▶ To be done: Go through each line of the records below and count those with the word "Exhaust". Give only the count.

▶ Data to process:

_ _ _

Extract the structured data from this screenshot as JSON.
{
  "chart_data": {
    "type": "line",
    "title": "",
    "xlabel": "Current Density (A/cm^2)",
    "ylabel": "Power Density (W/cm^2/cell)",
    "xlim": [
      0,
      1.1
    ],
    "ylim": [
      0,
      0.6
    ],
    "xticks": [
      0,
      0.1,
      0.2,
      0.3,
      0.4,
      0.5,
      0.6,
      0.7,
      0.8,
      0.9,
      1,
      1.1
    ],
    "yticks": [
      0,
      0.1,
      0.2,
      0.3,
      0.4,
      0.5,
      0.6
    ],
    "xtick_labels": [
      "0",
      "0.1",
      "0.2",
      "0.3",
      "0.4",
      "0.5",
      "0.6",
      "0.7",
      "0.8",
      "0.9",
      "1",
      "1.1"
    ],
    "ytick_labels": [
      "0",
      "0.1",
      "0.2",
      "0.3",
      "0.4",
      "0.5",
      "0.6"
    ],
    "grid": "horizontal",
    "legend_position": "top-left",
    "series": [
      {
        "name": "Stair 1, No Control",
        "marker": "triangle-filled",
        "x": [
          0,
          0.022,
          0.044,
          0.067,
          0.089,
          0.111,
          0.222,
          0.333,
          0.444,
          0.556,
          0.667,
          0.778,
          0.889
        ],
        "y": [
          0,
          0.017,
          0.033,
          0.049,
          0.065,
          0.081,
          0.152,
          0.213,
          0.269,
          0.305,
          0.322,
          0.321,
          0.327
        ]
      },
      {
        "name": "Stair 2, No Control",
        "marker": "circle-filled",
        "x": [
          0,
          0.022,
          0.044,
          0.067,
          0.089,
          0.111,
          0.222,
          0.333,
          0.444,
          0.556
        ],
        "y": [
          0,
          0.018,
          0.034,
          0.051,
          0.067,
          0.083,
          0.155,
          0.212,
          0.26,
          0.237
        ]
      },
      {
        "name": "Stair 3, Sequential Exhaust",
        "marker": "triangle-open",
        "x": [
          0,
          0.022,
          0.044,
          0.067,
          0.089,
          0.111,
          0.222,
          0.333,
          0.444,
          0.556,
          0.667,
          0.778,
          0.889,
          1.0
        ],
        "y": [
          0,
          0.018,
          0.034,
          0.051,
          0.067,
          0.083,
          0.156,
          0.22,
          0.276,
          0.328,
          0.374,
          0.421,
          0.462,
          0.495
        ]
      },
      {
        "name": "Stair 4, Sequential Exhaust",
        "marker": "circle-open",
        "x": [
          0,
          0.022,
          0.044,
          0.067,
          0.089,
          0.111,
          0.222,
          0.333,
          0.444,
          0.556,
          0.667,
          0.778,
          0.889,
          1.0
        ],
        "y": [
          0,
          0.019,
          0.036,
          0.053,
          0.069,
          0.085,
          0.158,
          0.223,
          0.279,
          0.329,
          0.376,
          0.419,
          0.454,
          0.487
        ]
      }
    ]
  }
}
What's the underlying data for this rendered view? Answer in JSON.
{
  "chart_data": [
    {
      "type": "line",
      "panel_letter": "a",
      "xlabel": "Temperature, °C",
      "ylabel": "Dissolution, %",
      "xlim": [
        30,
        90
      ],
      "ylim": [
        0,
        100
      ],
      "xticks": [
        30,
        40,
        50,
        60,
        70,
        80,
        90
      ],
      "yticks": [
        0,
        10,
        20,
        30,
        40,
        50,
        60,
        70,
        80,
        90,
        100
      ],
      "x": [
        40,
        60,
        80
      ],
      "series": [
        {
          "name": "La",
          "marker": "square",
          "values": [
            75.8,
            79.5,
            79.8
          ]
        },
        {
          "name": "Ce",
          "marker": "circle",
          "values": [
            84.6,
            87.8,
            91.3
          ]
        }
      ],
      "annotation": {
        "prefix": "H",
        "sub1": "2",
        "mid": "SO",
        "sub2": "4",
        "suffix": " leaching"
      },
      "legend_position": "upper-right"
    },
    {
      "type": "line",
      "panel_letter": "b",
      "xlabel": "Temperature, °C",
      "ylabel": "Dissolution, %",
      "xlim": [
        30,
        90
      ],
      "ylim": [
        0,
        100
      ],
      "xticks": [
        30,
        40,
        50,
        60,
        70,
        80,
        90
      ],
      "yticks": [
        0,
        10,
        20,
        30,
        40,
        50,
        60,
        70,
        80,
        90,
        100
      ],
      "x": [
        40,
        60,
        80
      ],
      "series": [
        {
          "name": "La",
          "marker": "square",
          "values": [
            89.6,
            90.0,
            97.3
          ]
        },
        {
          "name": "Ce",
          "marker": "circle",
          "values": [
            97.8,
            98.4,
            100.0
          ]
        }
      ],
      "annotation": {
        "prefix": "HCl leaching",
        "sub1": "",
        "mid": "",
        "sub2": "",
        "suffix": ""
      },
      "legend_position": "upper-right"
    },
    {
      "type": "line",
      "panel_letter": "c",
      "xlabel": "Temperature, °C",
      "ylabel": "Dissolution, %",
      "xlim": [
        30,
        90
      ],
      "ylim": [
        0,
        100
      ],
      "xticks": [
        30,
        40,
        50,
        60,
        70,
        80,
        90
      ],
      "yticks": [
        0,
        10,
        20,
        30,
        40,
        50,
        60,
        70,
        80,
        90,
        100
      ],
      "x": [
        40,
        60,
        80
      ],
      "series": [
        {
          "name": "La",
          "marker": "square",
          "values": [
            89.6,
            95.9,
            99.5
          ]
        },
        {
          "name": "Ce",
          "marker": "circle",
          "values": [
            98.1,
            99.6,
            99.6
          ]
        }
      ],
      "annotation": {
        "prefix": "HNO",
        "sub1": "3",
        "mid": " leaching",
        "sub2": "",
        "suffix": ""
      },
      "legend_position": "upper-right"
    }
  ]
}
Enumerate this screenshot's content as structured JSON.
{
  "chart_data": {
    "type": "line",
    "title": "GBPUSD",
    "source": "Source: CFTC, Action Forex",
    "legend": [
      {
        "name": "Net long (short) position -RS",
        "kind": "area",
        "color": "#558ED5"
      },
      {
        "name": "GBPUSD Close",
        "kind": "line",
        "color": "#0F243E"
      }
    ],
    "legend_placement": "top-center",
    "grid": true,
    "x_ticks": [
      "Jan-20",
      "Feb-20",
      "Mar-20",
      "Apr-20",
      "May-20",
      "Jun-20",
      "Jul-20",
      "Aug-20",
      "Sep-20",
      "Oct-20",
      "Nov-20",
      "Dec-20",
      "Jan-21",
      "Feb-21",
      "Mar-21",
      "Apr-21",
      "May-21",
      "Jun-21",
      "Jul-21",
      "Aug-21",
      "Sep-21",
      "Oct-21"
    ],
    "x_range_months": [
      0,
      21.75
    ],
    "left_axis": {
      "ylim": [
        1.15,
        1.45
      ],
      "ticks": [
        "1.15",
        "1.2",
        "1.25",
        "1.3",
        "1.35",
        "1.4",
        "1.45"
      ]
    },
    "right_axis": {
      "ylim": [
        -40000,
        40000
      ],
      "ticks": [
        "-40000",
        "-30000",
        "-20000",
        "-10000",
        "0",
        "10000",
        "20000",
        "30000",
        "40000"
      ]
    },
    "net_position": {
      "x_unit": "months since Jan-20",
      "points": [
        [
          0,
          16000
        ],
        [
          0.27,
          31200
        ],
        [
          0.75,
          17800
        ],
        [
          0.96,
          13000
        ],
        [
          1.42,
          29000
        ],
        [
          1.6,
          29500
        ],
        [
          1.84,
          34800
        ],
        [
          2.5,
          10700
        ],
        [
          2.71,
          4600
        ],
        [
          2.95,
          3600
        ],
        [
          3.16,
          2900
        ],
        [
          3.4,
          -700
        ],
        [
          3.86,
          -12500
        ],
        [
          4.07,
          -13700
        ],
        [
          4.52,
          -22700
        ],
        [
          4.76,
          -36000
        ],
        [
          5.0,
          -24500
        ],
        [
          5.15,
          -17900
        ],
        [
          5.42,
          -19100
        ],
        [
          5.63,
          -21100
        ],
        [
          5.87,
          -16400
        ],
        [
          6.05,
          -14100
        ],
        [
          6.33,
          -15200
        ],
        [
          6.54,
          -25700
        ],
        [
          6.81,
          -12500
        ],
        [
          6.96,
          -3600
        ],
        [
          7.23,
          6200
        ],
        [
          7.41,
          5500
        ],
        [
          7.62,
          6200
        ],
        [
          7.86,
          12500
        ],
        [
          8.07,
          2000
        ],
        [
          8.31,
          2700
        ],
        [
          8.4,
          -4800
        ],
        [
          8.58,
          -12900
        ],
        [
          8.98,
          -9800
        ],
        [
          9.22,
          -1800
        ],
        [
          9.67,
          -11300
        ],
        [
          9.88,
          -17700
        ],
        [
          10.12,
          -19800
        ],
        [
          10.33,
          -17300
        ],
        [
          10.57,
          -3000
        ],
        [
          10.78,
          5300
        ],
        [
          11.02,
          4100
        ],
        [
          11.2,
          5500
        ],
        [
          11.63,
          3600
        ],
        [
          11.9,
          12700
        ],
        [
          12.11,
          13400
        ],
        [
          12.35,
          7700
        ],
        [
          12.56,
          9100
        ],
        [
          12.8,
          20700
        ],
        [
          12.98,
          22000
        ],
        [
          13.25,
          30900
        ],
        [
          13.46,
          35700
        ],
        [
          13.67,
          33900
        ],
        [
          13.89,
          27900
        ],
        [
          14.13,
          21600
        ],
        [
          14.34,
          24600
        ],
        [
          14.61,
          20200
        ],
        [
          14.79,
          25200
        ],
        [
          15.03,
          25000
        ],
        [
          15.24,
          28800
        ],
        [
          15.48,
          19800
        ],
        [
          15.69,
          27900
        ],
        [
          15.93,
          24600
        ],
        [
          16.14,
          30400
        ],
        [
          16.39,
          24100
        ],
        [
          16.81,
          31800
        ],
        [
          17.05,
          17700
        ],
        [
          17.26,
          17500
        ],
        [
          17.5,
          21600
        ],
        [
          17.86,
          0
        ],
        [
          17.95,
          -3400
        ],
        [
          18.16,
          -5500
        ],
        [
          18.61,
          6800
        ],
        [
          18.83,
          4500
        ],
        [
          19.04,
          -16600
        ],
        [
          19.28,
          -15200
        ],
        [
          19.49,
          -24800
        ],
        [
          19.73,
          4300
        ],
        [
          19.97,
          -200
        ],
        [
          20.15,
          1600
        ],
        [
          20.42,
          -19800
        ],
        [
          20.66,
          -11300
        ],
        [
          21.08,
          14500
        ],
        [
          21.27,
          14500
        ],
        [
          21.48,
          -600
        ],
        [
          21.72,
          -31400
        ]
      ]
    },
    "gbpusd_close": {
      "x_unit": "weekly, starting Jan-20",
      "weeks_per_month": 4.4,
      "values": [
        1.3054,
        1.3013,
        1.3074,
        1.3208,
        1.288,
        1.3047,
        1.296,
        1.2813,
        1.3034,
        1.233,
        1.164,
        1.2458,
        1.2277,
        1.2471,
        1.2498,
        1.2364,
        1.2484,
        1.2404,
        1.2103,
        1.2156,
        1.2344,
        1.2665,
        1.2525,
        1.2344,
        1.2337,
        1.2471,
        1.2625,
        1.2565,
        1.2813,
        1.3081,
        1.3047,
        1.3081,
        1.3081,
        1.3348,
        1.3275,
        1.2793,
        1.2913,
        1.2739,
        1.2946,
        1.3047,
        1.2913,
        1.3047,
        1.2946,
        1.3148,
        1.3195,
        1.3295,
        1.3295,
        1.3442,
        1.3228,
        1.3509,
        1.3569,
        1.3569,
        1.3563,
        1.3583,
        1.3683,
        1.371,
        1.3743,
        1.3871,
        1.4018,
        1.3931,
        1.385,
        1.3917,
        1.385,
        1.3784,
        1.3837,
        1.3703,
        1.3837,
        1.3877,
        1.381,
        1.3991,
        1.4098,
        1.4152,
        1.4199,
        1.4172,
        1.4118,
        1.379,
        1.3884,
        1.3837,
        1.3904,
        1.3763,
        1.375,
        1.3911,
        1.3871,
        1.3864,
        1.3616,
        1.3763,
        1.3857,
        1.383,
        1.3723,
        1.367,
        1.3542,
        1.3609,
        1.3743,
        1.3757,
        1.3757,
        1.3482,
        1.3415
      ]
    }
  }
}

_ _ _

▶ Exercise answer: 2